• WAT MOET JE DOEN: Neem uit het fragment over de verloren kans letterlijk het stuk over dat opent met de woorden waarin "Het hof komt" staat en sluit met "door het deskundigenrapport.".

• GEKOZEN FRAGMENT:
----
Voor toewijzing moet voldoende duidelijk [zijn] dat de niet zeer kleine kans bestond dat door de vertraging aan [eiseres] een reële kans op een beter behandelingsresultaat (dan feitelijk is gerealiseerd) is onthouden. Daarvoor zijn echter onvoldoende objectieve aanwijzingen voorhanden.
Het moge zo zijn dat [eiseres] , als er geen delay was opgetreden, net zo goed had kunnen zitten in de groep van 50 % zonder restverschijnselen als in de groep met restverschijnselen, maar dat is een volstrekt hypothetische veronderstelling en dus niet relevant. Wel relevant zou het zijn geweest indien, bijvoorbeeld, de deskundige had kunnen rapporteren dat bij snelle operatie 33 % van de patiënten restverschijnselen overhoudt en bij latere operatie wel 67 %. Dan wordt het verlies van een kans zichtbaar. Dergelijke uitspraken heeft de deskundige evenwel niet kunnen doen.
Het hof komt dus tot de conclusie dat wat er ook zij van de gedragingen van [betrokkene 3] (of andere medewerkers van het azM waarvan de gedragingen aan het azM kunnen worden toegerekend), er onvoldoende aanwijzingen zijn dat de schade van [eiseres] - niet te definiëren als het ontstaan van de restverschijnselen waarvan zij na de ingreep last is blijven houden, maar als het verlies van een kans op een beter behandelingsresultaat - veroorzaakt is door het delay dat op zijn beurt was veroorzaakt door tekortkomingen van [betrokkene 3] en/of andere medewerkers van het azM. De voorlopige veronderstelling waar het hof in r.o. 3.7.4 van het tussenarrest van 17 maart 2015 van uit ging, wordt dus niet ondersteund door het deskundigenrapport.
----
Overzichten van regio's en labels
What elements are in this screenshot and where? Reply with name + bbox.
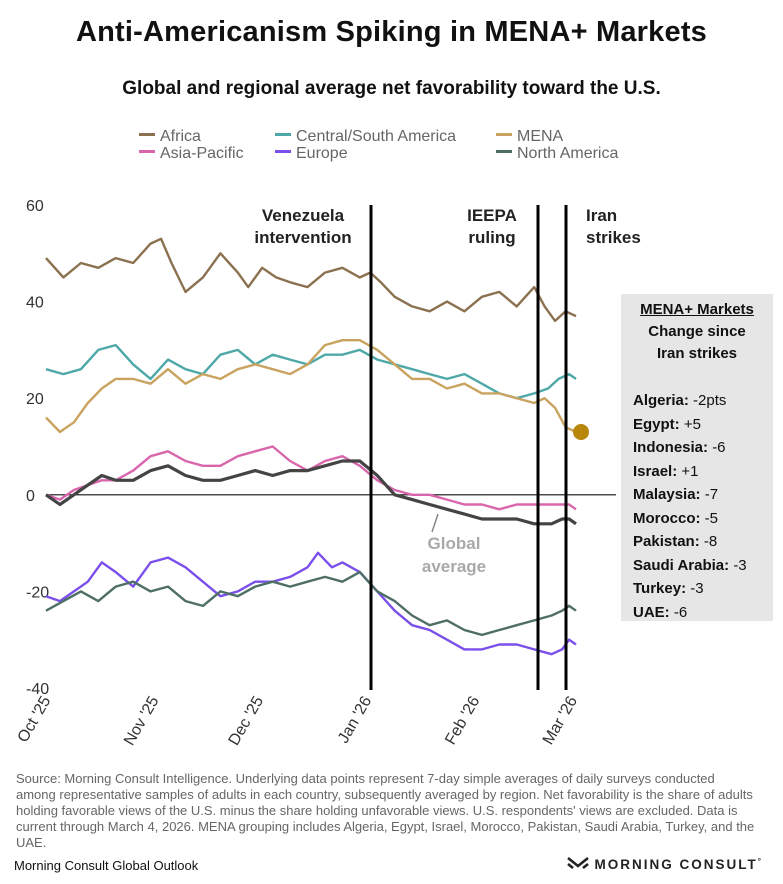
legend-swatch [275,133,291,137]
legend-item-mena: MENA [496,128,563,146]
legend-swatch [496,150,512,154]
morning-consult-logo-icon [566,855,589,872]
y-tick-label: 60 [26,198,44,215]
country-change: +5 [683,415,701,433]
country-name: Indonesia: [633,439,709,456]
country-name: Israel: [633,462,678,480]
legend: Africa Asia-Pacific Central/South Americ… [0,128,783,164]
panel-list: Algeria: -2pts Egypt: +5 Indonesia: -6 I… [621,389,773,624]
legend-label: MENA [517,128,564,145]
legend-label: Africa [160,128,201,145]
event-label: intervention [254,228,351,247]
series-line-asia-pacific [45,445,577,511]
panel-heading: MENA+ Markets Change since Iran strikes [621,299,773,365]
global-label-pointer [431,513,439,533]
country-name: Turkey: [633,580,687,597]
country-change: -7 [704,486,719,503]
legend-swatch [275,150,291,154]
panel-row: Turkey: -3 [633,577,773,601]
y-tick-label: 20 [26,391,44,408]
event-label: IEEPA [467,206,517,225]
series-line-africa [45,237,577,323]
x-tick-label: Nov '25 [121,693,163,748]
legend-swatch [496,133,512,137]
legend-item-asia-pacific: Asia-Pacific [139,145,244,163]
brand-logo: MORNING CONSULT° [566,855,761,874]
mena-markets-panel: MENA+ Markets Change since Iran strikes … [621,294,773,621]
panel-row: Morocco: -5 [633,507,773,531]
country-change: +1 [681,462,699,480]
country-change: -2pts [693,392,727,409]
legend-swatch [139,133,155,137]
y-tick-label: -20 [26,584,49,601]
event-label: Venezuela [262,206,345,225]
series-line-central-south-america [45,343,577,400]
panel-row: Egypt: +5 [633,413,773,437]
legend-swatch [139,150,155,154]
x-tick-label: Jan '26 [335,693,375,746]
country-name: Morocco: [633,509,701,527]
country-change: -3 [733,556,747,574]
global-average-label: average [422,557,486,576]
country-name: Algeria: [633,392,689,409]
chart-subtitle: Global and regional average net favorabi… [122,78,661,99]
source-note: Source: Morning Consult Intelligence. Un… [16,771,755,850]
y-tick-label: 40 [26,295,44,312]
panel-row: Algeria: -2pts [633,389,773,413]
country-name: UAE: [633,603,670,621]
country-change: -8 [703,533,718,550]
series-line-global-average [45,459,577,526]
x-tick-label: Mar '26 [540,693,581,747]
country-name: Malaysia: [633,486,701,503]
legend-label: Europe [296,145,348,162]
country-name: Egypt: [633,415,680,433]
panel-row: UAE: -6 [633,601,773,625]
x-tick-label: Oct '25 [15,693,55,745]
country-name: Pakistan: [633,533,700,550]
series-line-europe [45,551,577,656]
panel-subtitle-1: Change since [648,323,746,340]
panel-title: MENA+ Markets [640,301,754,318]
panel-subtitle-2: Iran strikes [656,345,738,362]
panel-row: Malaysia: -7 [633,483,773,507]
legend-label: North America [517,145,619,162]
legend-item-africa: Africa [139,128,201,146]
legend-item-central-south-america: Central/South America [275,128,456,146]
legend-label: Asia-Pacific [160,145,244,162]
footer-publication: Morning Consult Global Outlook [14,858,199,873]
event-label: strikes [586,228,641,247]
panel-row: Israel: +1 [633,460,773,484]
event-label: Iran [586,206,617,225]
y-tick-label: -40 [26,681,49,698]
y-tick-label: 0 [26,488,35,505]
country-name: Saudi Arabia: [633,556,730,574]
panel-row: Saudi Arabia: -3 [633,554,773,578]
x-tick-label: Feb '26 [442,693,483,747]
legend-label: Central/South America [296,128,457,145]
x-tick-label: Dec '25 [226,693,268,748]
series-line-north-america [45,570,577,637]
legend-item-europe: Europe [275,145,348,163]
series-line-mena [45,339,577,434]
country-change: -6 [673,603,688,621]
panel-row: Indonesia: -6 [633,436,773,460]
country-change: -3 [690,580,704,597]
country-change: -6 [712,439,726,456]
legend-item-north-america: North America [496,145,618,163]
mena-latest-point [573,424,590,441]
brand-name: MORNING CONSULT [594,857,758,873]
chart-title: Anti-Americanism Spiking in MENA+ Market… [75,16,708,48]
country-change: -5 [704,509,719,527]
global-average-label: Global [428,534,481,553]
event-label: ruling [468,228,515,247]
panel-row: Pakistan: -8 [633,530,773,554]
----
• JOUW ANTWOORD:
Het hof komt dus tot de conclusie dat wat er ook zij van de gedragingen van [betrokkene 3] (of andere medewerkers van het azM waarvan de gedragingen aan het azM kunnen worden toegerekend), er onvoldoende aanwijzingen zijn dat de schade van [eiseres] - niet te definiëren als het ontstaan van de restverschijnselen waarvan zij na de ingreep last is blijven houden, maar als het verlies van een kans op een beter behandelingsresultaat - veroorzaakt is door het delay dat op zijn beurt was veroorzaakt door tekortkomingen van [betrokkene 3] en/of andere medewerkers van het azM. De voorlopige veronderstelling waar het hof in r.o. 3.7.4 van het tussenarrest van 17 maart 2015 van uit ging, wordt dus niet ondersteund door het deskundigenrapport.